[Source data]
╭──

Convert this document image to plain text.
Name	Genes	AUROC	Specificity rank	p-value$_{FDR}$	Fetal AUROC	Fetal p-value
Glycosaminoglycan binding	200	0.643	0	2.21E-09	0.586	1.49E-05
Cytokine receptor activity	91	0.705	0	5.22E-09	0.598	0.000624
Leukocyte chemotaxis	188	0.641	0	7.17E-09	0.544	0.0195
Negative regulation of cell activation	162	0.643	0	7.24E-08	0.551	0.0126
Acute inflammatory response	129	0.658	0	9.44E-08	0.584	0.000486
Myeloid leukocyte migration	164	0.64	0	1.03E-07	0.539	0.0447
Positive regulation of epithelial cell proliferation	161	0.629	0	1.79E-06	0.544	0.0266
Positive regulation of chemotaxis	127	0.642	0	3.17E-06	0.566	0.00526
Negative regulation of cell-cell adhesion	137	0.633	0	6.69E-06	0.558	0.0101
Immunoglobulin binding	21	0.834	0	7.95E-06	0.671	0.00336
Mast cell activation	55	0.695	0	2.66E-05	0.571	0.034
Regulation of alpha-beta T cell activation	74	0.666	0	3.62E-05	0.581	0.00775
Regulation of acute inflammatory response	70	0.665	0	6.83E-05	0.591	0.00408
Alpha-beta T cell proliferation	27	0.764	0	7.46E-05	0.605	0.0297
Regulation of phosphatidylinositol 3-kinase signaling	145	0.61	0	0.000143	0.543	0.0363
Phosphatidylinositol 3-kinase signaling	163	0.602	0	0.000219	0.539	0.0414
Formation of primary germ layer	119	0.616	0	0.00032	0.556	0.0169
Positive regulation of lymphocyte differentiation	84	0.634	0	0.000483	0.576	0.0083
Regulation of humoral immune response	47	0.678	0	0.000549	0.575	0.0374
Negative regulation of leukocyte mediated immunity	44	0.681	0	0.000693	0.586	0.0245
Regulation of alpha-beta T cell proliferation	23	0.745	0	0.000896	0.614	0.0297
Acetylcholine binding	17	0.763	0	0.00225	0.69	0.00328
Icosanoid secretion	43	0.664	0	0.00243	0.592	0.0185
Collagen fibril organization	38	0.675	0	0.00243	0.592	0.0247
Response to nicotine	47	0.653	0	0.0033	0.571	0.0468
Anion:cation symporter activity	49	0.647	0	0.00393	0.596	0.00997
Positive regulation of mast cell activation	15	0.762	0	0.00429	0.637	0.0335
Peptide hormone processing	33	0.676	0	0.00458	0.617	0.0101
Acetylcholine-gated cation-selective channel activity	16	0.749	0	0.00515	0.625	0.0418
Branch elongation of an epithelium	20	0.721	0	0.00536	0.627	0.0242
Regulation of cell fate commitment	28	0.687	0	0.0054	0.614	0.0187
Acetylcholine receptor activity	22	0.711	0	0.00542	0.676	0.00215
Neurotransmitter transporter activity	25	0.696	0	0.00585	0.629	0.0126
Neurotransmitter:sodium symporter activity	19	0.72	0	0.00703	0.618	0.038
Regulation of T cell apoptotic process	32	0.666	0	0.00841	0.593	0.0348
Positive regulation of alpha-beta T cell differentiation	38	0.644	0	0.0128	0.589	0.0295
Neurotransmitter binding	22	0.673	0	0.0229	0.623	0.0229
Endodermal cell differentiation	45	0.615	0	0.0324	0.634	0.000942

╰──

### Problem to solve
Line by line, retype all of the records exactly.

### Response
Convert this document image to plain text.
Name	Genes	AUROC	Specificity rank	p-value$_{FDR}$	Fetal AUROC	Fetal p-value
Glycosaminoglycan binding	200	0.643	0	2.21E-09	0.586	1.49E-05
Cytokine receptor activity	91	0.705	0	5.22E-09	0.598	0.000624
Leukocyte chemotaxis	188	0.641	0	7.17E-09	0.544	0.0195
Negative regulation of cell activation	162	0.643	0	7.24E-08	0.551	0.0126
Acute inflammatory response	129	0.658	0	9.44E-08	0.584	0.000486
Myeloid leukocyte migration	164	0.64	0	1.03E-07	0.539	0.0447
Positive regulation of epithelial cell proliferation	161	0.629	0	1.79E-06	0.544	0.0266
Positive regulation of chemotaxis	127	0.642	0	3.17E-06	0.566	0.00526
Negative regulation of cell-cell adhesion	137	0.633	0	6.69E-06	0.558	0.0101
Immunoglobulin binding	21	0.834	0	7.95E-06	0.671	0.00336
Mast cell activation	55	0.695	0	2.66E-05	0.571	0.034
Regulation of alpha-beta T cell activation	74	0.666	0	3.62E-05	0.581	0.00775
Regulation of acute inflammatory response	70	0.665	0	6.83E-05	0.591	0.00408
Alpha-beta T cell proliferation	27	0.764	0	7.46E-05	0.605	0.0297
Regulation of phosphatidylinositol 3-kinase signaling	145	0.61	0	0.000143	0.543	0.0363
Phosphatidylinositol 3-kinase signaling	163	0.602	0	0.000219	0.539	0.0414
Formation of primary germ layer	119	0.616	0	0.00032	0.556	0.0169
Positive regulation of lymphocyte differentiation	84	0.634	0	0.000483	0.576	0.0083
Regulation of humoral immune response	47	0.678	0	0.000549	0.575	0.0374
Negative regulation of leukocyte mediated immunity	44	0.681	0	0.000693	0.586	0.0245
Regulation of alpha-beta T cell proliferation	23	0.745	0	0.000896	0.614	0.0297
Acetylcholine binding	17	0.763	0	0.00225	0.69	0.00328
Icosanoid secretion	43	0.664	0	0.00243	0.592	0.0185
Collagen fibril organization	38	0.675	0	0.00243	0.592	0.0247
Response to nicotine	47	0.653	0	0.0033	0.571	0.0468
Anion:cation symporter activity	49	0.647	0	0.00393	0.596	0.00997
Positive regulation of mast cell activation	15	0.762	0	0.00429	0.637	0.0335
Peptide hormone processing	33	0.676	0	0.00458	0.617	0.0101
Acetylcholine-gated cation-selective channel activity	16	0.749	0	0.00515	0.625	0.0418
Branch elongation of an epithelium	20	0.721	0	0.00536	0.627	0.0242
Regulation of cell fate commitment	28	0.687	0	0.0054	0.614	0.0187
Acetylcholine receptor activity	22	0.711	0	0.00542	0.676	0.00215
Neurotransmitter transporter activity	25	0.696	0	0.00585	0.629	0.0126
Neurotransmitter:sodium symporter activity	19	0.72	0	0.00703	0.618	0.038
Regulation of T cell apoptotic process	32	0.666	0	0.00841	0.593	0.0348
Positive regulation of alpha-beta T cell differentiation	38	0.644	0	0.0128	0.589	0.0295
Neurotransmitter binding	22	0.673	0	0.0229	0.623	0.0229
Endodermal cell differentiation	45	0.615	0	0.0324	0.634	0.000942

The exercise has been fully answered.